Goal: Set the data down again, exactly as it reads, but without the pictures.

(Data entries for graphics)
+-------+

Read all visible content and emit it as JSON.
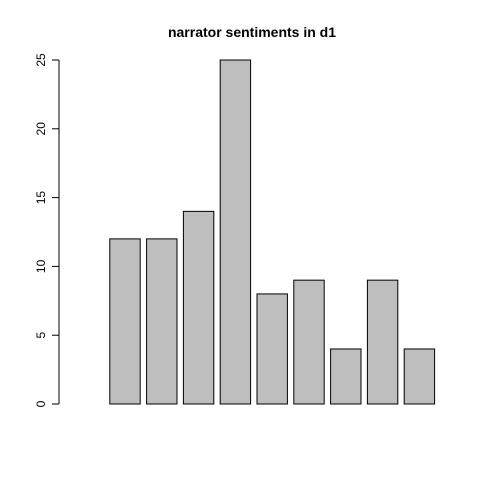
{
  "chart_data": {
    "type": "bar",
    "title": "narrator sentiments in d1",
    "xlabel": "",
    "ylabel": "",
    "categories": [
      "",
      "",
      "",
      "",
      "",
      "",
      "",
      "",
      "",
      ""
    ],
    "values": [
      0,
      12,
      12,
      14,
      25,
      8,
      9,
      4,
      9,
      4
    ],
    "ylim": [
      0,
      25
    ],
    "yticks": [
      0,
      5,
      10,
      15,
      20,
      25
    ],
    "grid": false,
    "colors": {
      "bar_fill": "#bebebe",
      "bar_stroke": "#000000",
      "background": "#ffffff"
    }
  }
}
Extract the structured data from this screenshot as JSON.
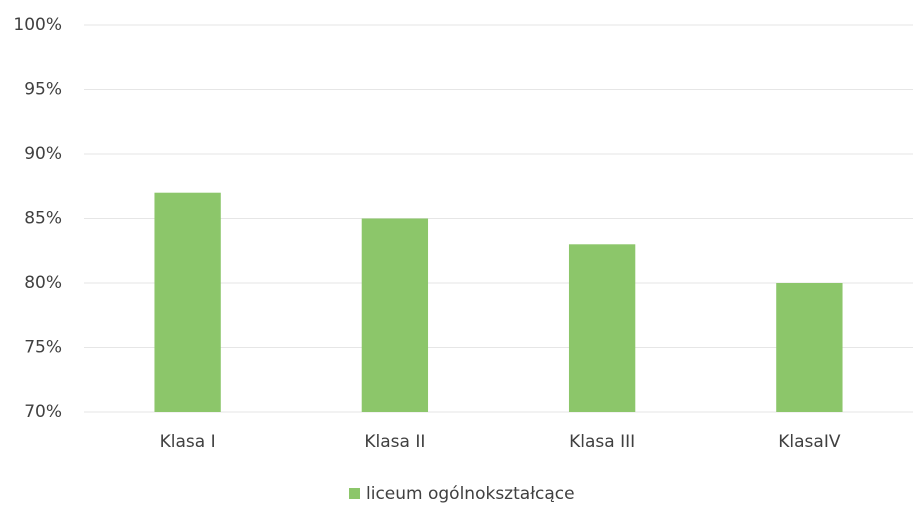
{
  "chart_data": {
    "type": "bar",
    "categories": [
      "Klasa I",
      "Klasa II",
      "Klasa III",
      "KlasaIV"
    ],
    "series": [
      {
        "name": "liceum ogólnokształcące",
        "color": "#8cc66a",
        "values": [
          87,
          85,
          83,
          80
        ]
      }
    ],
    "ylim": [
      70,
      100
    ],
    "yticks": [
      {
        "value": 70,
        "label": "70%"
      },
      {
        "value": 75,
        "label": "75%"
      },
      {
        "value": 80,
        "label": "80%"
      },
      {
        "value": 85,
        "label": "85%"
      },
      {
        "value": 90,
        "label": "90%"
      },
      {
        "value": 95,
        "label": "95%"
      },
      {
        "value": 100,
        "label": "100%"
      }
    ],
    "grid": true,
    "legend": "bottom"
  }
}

+-------+

Task result:
Read all visible content and emit it as JSON.
{
  "chart_data": {
    "type": "bar",
    "title": "narrator sentiments in d1",
    "xlabel": "",
    "ylabel": "",
    "categories": [
      "",
      "",
      "",
      "",
      "",
      "",
      "",
      "",
      "",
      ""
    ],
    "values": [
      0,
      12,
      12,
      14,
      25,
      8,
      9,
      4,
      9,
      4
    ],
    "ylim": [
      0,
      25
    ],
    "yticks": [
      0,
      5,
      10,
      15,
      20,
      25
    ],
    "grid": false,
    "colors": {
      "bar_fill": "#bebebe",
      "bar_stroke": "#000000",
      "background": "#ffffff"
    }
  }
}
Extract the structured data from this screenshot as JSON.
{
  "chart_data": {
    "type": "bar",
    "categories": [
      "Klasa I",
      "Klasa II",
      "Klasa III",
      "KlasaIV"
    ],
    "series": [
      {
        "name": "liceum ogólnokształcące",
        "color": "#8cc66a",
        "values": [
          87,
          85,
          83,
          80
        ]
      }
    ],
    "ylim": [
      70,
      100
    ],
    "yticks": [
      {
        "value": 70,
        "label": "70%"
      },
      {
        "value": 75,
        "label": "75%"
      },
      {
        "value": 80,
        "label": "80%"
      },
      {
        "value": 85,
        "label": "85%"
      },
      {
        "value": 90,
        "label": "90%"
      },
      {
        "value": 95,
        "label": "95%"
      },
      {
        "value": 100,
        "label": "100%"
      }
    ],
    "grid": true,
    "legend": "bottom"
  }
}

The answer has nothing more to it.